=== Task prompt ===
Examine the material below and count the lines that hold the word "Följande". Report only the number.

=== Record list ===

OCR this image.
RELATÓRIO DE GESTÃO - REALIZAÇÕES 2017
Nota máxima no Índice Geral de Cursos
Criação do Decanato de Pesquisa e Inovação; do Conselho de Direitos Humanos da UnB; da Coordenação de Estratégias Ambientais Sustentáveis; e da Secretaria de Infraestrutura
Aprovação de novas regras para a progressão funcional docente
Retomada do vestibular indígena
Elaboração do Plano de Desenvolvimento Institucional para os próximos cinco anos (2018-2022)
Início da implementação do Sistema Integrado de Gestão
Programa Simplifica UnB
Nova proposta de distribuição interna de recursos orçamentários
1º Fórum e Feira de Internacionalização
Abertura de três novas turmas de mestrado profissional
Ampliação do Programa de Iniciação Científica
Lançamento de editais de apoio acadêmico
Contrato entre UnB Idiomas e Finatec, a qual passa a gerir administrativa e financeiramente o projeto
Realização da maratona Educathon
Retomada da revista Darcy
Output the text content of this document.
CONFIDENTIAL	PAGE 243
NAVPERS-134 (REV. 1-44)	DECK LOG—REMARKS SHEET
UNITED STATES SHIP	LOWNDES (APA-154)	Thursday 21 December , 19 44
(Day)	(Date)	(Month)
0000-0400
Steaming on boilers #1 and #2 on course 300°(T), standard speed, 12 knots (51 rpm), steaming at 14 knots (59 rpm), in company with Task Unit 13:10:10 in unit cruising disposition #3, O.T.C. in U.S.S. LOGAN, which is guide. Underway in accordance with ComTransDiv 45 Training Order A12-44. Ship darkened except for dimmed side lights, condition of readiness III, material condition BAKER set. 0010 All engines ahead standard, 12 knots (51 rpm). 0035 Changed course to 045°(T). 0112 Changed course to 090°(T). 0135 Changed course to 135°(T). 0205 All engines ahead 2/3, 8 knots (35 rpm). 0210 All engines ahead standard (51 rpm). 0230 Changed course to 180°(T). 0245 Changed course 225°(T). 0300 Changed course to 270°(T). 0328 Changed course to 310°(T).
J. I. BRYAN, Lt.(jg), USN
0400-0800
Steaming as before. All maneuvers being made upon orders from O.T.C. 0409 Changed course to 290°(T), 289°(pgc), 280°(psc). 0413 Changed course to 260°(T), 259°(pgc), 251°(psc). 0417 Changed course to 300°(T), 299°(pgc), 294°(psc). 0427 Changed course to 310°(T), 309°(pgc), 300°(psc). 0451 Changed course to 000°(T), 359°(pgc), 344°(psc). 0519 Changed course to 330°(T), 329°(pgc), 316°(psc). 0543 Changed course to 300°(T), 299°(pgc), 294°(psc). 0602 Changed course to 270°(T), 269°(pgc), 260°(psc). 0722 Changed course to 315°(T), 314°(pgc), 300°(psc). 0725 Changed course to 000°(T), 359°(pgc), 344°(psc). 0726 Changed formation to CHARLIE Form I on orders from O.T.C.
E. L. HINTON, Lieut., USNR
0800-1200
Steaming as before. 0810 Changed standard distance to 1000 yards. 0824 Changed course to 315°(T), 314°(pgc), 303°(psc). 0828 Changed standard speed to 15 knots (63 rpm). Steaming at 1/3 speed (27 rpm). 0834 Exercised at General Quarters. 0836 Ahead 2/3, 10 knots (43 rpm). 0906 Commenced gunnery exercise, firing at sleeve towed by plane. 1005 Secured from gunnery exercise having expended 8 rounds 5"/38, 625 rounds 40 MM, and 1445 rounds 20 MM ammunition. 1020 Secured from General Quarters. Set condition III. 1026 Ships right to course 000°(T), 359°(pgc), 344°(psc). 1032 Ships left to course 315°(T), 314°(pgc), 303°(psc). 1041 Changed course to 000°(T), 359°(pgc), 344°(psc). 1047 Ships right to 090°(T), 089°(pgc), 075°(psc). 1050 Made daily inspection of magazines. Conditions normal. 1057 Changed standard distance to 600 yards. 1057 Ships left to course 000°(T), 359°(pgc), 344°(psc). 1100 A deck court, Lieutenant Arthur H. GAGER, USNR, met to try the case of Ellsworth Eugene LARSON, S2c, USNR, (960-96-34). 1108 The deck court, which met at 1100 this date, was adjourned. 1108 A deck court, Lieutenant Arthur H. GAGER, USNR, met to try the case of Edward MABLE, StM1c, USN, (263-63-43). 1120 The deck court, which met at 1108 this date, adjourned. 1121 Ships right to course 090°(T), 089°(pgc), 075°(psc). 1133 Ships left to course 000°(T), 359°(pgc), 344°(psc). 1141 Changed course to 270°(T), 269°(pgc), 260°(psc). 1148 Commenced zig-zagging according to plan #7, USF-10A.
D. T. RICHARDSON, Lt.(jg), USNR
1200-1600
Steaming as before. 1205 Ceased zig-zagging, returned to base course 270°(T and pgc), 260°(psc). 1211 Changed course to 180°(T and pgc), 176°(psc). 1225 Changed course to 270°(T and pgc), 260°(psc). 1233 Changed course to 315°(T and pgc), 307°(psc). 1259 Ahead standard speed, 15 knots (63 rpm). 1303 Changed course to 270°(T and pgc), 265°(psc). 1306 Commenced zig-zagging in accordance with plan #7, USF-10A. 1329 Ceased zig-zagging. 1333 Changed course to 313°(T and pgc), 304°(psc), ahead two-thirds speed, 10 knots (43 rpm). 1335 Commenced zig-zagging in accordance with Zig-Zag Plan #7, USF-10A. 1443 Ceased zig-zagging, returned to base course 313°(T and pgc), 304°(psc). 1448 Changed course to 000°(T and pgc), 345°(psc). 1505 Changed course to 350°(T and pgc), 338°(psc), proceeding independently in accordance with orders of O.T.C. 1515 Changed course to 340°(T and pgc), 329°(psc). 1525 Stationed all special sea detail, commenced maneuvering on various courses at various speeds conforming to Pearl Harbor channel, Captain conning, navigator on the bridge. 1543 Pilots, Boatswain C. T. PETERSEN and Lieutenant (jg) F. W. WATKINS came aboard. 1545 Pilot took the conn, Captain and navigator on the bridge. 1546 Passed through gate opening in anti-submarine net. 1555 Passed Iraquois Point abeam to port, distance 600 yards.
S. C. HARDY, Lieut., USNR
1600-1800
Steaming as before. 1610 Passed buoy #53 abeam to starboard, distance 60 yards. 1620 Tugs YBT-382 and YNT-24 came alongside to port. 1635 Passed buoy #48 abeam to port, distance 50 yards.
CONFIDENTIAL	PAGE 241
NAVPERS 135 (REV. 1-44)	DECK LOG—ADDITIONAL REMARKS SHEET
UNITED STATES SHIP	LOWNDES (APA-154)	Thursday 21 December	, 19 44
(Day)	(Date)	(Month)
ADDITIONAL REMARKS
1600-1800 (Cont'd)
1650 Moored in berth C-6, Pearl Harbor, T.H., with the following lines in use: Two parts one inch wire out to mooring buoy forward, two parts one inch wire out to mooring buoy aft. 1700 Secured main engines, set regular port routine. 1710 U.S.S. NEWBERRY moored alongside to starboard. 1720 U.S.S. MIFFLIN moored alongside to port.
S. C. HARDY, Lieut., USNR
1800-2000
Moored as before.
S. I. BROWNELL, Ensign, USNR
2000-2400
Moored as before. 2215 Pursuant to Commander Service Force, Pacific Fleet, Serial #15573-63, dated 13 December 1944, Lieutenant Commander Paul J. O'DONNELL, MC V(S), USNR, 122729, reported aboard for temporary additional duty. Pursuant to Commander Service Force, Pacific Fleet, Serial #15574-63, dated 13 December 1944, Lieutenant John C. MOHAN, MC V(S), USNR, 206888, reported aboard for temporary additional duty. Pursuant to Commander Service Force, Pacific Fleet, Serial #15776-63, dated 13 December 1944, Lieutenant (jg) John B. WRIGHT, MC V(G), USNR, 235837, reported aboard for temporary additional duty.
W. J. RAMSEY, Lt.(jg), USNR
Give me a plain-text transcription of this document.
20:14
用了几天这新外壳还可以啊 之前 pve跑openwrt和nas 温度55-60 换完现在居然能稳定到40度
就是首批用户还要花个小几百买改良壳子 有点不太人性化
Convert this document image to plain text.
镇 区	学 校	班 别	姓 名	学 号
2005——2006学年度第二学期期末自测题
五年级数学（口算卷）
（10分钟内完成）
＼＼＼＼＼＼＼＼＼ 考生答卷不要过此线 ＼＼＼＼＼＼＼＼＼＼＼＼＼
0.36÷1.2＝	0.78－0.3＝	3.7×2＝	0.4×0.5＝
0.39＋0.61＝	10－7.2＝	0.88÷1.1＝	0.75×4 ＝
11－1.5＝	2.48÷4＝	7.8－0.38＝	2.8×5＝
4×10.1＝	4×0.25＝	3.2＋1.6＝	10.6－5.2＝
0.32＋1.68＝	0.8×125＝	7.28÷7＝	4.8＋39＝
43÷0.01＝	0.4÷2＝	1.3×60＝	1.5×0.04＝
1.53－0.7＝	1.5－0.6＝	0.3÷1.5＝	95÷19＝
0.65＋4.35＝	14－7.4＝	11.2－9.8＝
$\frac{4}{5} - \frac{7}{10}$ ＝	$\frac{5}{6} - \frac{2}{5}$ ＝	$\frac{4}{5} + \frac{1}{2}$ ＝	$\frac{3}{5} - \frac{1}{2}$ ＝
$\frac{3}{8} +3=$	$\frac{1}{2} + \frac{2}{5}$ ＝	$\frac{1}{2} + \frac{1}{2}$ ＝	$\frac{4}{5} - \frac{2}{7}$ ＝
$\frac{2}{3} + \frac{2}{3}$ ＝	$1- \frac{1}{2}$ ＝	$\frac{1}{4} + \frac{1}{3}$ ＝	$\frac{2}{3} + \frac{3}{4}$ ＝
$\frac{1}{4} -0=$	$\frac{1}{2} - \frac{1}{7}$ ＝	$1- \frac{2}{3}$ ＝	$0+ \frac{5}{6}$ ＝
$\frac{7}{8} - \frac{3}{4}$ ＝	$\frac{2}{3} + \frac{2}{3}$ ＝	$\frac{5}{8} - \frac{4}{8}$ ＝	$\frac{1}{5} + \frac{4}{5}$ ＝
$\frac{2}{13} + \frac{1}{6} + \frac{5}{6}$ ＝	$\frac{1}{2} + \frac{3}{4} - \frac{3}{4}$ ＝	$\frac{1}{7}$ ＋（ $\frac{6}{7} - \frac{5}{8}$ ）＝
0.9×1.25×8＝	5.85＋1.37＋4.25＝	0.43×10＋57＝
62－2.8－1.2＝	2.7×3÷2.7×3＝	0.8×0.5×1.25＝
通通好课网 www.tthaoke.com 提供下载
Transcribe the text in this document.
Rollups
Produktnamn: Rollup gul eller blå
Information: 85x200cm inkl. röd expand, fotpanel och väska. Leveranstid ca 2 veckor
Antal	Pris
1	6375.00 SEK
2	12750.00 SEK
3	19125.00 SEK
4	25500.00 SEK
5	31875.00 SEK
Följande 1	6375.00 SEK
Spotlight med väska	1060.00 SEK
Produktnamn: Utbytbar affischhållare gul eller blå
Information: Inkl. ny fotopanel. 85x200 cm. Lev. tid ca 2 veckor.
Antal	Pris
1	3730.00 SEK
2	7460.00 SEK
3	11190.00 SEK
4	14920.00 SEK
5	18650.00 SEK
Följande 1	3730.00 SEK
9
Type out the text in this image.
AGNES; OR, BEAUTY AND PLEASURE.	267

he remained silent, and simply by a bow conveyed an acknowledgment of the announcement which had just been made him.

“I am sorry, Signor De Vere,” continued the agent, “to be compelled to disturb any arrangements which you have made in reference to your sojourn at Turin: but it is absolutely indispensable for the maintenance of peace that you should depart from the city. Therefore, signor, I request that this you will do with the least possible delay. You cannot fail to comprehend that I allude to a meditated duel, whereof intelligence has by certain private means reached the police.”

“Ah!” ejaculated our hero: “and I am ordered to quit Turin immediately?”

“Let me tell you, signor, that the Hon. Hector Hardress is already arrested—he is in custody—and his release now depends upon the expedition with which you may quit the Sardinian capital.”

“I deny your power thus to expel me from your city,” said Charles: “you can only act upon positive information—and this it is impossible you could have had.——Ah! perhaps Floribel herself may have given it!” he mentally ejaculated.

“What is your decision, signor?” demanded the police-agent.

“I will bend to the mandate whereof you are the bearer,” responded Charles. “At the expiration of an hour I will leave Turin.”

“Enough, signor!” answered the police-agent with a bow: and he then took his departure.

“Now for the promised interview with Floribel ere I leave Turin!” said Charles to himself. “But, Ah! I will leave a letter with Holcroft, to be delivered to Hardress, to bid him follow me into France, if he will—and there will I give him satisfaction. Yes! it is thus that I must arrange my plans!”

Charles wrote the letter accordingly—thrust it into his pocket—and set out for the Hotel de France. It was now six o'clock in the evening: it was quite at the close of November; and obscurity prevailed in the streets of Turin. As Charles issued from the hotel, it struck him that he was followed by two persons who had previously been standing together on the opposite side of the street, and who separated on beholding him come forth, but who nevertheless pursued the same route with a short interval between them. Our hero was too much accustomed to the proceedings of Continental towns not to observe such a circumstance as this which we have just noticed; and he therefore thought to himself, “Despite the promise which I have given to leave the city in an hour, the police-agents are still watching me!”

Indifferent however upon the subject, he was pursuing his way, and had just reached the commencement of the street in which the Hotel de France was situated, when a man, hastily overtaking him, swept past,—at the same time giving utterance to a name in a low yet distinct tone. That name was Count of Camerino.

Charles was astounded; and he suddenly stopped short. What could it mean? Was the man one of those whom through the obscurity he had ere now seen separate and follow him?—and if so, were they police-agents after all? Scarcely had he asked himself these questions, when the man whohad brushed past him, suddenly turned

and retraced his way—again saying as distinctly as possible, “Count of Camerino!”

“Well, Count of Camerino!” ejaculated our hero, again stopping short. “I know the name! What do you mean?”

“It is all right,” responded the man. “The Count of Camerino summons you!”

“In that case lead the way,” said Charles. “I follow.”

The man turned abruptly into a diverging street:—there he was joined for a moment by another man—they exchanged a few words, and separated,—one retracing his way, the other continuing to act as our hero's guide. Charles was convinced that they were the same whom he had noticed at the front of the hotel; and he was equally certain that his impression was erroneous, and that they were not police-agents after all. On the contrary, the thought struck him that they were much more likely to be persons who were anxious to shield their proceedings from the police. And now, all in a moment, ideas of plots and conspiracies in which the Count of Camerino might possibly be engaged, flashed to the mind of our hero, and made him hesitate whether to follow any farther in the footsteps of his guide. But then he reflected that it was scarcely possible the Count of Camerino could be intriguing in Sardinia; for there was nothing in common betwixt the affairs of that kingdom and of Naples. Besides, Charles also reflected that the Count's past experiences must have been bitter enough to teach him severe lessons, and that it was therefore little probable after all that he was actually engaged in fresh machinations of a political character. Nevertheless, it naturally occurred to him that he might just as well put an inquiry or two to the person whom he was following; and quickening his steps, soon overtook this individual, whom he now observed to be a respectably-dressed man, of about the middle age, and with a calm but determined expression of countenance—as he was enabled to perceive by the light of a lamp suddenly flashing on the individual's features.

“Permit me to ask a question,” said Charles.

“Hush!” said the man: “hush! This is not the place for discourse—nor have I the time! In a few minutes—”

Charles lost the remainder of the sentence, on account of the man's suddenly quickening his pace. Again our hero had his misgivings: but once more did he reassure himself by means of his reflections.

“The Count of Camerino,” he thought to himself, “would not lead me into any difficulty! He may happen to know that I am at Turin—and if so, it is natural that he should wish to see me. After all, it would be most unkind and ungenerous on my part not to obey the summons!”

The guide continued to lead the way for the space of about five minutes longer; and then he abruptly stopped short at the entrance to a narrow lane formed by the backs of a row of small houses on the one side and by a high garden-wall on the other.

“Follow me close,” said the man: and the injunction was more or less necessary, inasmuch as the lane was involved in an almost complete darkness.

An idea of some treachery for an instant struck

=== Output for this task ===
2